◆ Supplied records:
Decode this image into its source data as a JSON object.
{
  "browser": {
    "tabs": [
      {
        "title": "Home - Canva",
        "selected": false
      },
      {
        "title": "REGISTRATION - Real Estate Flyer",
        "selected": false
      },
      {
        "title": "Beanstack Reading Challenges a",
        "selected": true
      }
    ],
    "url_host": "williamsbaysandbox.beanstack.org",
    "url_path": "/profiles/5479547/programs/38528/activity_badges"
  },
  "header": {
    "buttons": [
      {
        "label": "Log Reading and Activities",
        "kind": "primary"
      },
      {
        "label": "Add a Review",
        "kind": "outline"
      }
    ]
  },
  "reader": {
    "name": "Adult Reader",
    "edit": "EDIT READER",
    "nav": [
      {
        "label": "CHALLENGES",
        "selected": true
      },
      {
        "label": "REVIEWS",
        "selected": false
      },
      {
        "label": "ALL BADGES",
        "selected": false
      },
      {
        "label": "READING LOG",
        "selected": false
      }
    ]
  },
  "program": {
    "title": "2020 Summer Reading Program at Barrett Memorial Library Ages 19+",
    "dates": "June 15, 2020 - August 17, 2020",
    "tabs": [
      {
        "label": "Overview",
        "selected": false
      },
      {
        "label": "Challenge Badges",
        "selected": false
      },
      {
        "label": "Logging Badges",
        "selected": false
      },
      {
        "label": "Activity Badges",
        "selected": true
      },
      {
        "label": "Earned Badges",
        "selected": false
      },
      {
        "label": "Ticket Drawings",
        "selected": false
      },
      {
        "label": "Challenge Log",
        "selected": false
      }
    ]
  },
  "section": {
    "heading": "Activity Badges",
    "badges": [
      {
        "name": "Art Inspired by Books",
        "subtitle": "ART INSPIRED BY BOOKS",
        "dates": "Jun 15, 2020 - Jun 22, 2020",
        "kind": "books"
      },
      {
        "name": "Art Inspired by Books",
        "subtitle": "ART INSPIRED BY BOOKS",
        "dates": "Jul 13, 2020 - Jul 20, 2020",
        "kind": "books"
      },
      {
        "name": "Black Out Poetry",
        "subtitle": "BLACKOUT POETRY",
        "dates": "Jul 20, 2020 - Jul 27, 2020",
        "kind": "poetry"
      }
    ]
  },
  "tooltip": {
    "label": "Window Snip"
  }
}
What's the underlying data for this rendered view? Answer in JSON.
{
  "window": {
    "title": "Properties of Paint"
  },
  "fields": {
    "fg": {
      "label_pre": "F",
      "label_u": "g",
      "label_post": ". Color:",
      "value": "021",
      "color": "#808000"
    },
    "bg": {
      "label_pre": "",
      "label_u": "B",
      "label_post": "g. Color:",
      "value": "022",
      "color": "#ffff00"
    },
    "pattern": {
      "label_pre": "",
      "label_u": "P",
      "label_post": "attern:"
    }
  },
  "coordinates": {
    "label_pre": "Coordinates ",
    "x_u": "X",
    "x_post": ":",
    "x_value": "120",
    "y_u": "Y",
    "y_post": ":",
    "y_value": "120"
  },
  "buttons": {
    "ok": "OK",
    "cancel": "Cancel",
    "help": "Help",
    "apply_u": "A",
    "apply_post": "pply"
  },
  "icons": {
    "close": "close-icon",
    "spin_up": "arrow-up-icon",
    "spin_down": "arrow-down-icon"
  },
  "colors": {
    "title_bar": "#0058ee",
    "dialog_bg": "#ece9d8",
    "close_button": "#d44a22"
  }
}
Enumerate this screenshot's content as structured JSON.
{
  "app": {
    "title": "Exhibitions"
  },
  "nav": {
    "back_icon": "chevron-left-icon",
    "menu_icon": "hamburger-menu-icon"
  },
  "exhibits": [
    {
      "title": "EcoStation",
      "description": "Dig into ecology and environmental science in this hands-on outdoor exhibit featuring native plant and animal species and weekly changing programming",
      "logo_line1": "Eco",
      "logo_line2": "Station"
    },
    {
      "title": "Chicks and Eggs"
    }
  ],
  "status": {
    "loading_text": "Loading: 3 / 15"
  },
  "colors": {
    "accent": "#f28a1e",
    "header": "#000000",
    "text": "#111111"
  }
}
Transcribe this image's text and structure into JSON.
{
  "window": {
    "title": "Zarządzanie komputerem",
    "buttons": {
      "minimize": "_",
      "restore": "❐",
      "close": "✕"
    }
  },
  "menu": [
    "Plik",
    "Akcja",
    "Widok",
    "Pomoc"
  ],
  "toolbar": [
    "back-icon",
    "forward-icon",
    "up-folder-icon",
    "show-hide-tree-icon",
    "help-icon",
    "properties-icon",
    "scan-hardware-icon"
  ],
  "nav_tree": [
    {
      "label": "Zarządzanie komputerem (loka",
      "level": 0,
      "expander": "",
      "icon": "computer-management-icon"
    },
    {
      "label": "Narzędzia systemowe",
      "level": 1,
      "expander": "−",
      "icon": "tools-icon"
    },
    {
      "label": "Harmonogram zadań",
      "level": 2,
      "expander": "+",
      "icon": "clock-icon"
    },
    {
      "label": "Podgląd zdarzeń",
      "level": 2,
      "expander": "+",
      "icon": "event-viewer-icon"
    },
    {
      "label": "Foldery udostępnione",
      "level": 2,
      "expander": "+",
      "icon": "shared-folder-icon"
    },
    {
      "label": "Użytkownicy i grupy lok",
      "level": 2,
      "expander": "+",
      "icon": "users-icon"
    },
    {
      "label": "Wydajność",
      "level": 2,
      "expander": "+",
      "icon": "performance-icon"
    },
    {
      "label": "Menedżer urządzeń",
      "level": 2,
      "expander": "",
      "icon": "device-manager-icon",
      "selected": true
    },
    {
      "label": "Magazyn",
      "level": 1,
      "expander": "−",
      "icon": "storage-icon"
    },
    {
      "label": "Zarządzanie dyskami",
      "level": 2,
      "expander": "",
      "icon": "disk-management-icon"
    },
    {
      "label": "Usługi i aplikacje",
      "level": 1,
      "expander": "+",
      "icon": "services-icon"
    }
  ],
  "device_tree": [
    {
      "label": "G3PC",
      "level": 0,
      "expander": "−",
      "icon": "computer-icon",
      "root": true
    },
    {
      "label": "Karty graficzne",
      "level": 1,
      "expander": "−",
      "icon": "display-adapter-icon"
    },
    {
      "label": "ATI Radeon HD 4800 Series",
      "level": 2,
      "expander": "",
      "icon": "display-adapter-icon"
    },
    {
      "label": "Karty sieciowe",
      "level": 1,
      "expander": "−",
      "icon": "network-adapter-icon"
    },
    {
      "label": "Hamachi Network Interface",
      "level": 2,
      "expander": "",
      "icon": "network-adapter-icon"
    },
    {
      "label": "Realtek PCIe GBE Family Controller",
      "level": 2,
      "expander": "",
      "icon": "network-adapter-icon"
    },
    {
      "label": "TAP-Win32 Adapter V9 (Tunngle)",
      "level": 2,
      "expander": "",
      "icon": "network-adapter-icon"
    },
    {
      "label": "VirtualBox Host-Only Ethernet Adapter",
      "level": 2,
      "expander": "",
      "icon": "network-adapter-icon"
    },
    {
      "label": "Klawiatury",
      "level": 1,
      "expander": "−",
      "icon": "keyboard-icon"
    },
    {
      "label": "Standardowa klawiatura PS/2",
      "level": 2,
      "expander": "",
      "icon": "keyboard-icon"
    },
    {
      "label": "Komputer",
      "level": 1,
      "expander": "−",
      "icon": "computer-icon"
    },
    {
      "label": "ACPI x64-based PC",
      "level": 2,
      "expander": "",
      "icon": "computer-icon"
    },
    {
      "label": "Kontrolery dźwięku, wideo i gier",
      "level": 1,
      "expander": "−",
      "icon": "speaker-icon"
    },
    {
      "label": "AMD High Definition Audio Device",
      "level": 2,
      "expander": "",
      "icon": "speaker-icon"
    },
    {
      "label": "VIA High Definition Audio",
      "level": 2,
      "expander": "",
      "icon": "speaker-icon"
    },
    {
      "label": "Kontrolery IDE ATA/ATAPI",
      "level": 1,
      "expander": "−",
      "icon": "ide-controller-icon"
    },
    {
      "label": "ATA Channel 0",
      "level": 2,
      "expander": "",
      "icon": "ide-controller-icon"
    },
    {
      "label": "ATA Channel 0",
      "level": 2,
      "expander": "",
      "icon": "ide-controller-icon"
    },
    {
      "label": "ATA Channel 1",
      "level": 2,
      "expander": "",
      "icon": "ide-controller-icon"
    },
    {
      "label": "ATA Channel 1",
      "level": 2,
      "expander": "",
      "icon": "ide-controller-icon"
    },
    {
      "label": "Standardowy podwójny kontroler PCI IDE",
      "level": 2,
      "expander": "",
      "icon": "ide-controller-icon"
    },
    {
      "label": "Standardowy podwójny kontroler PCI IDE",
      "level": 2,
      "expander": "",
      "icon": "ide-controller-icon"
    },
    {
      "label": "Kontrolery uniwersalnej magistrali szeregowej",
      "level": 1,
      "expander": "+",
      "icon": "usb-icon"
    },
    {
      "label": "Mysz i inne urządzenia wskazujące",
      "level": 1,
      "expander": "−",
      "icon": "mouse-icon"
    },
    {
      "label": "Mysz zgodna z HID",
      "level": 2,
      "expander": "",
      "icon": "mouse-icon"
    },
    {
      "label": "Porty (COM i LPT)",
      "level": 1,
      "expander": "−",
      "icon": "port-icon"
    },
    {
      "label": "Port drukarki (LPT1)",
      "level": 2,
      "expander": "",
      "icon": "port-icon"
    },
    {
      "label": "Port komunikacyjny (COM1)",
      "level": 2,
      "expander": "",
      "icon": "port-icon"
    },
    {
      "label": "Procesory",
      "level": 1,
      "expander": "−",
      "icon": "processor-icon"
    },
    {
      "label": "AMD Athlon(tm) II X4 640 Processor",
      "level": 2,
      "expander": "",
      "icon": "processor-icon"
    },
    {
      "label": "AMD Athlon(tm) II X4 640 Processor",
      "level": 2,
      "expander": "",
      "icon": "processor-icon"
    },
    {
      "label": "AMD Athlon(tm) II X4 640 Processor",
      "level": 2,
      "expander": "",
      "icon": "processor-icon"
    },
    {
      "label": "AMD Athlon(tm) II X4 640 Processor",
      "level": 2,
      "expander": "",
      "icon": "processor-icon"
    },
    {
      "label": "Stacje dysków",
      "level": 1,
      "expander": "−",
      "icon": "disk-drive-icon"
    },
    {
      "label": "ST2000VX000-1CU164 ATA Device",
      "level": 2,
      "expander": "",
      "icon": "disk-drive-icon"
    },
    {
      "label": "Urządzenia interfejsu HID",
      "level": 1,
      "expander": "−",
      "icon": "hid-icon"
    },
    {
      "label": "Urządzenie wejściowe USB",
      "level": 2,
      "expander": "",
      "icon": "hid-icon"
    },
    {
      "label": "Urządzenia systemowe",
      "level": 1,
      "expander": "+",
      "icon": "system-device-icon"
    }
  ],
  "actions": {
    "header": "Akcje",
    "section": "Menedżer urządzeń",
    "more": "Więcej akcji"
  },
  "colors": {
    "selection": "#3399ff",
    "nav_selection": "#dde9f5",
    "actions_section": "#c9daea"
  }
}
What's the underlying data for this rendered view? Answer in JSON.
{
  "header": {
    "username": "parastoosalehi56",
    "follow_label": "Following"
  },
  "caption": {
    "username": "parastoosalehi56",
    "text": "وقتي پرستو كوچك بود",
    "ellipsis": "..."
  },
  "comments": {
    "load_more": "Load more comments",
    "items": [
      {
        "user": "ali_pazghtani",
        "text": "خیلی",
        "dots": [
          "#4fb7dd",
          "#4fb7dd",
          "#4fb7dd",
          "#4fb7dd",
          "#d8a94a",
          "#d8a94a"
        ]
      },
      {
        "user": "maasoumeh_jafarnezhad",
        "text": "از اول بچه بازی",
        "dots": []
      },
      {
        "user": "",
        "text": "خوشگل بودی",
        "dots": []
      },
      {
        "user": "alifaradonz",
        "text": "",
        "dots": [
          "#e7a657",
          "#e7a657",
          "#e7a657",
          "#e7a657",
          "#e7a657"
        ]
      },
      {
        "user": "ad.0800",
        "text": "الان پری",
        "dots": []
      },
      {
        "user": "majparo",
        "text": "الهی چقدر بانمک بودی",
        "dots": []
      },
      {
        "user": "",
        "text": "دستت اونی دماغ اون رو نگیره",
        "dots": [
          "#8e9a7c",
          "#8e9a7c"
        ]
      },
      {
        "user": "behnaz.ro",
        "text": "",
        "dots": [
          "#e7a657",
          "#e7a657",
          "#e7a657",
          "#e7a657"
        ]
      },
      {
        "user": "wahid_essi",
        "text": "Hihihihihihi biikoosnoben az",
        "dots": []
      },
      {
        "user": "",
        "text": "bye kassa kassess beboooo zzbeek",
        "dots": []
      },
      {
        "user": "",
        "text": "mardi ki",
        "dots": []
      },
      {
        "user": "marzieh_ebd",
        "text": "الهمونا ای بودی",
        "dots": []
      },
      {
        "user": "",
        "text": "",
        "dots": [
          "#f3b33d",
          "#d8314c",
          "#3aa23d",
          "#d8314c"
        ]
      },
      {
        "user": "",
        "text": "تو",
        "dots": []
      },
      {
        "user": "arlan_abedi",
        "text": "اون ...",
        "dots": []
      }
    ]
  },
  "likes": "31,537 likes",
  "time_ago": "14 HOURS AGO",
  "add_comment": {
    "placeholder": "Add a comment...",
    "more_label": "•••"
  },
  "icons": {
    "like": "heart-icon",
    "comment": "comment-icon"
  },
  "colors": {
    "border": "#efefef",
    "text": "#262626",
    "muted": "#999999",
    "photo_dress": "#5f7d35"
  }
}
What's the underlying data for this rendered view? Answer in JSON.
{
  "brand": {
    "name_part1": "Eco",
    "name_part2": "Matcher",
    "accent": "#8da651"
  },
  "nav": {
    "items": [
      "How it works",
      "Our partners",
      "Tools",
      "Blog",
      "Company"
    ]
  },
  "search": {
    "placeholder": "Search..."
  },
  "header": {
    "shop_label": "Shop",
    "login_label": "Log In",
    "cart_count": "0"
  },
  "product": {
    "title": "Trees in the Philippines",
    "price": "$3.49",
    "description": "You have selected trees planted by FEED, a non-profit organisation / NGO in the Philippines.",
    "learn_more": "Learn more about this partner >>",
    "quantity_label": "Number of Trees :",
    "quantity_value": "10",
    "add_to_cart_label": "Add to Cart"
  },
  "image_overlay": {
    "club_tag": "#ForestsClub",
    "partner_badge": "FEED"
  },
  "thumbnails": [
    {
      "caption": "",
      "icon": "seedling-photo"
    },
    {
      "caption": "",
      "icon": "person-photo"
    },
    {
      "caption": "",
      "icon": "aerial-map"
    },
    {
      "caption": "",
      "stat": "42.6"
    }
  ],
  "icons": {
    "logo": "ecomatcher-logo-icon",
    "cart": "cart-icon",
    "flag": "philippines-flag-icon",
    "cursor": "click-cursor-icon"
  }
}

◆ The task:
Look over the records above and copy each line that includes the string "arrow".

◆ Output below:
    "spin_up": "arrow-up-icon",
    "spin_down": "arrow-down-icon"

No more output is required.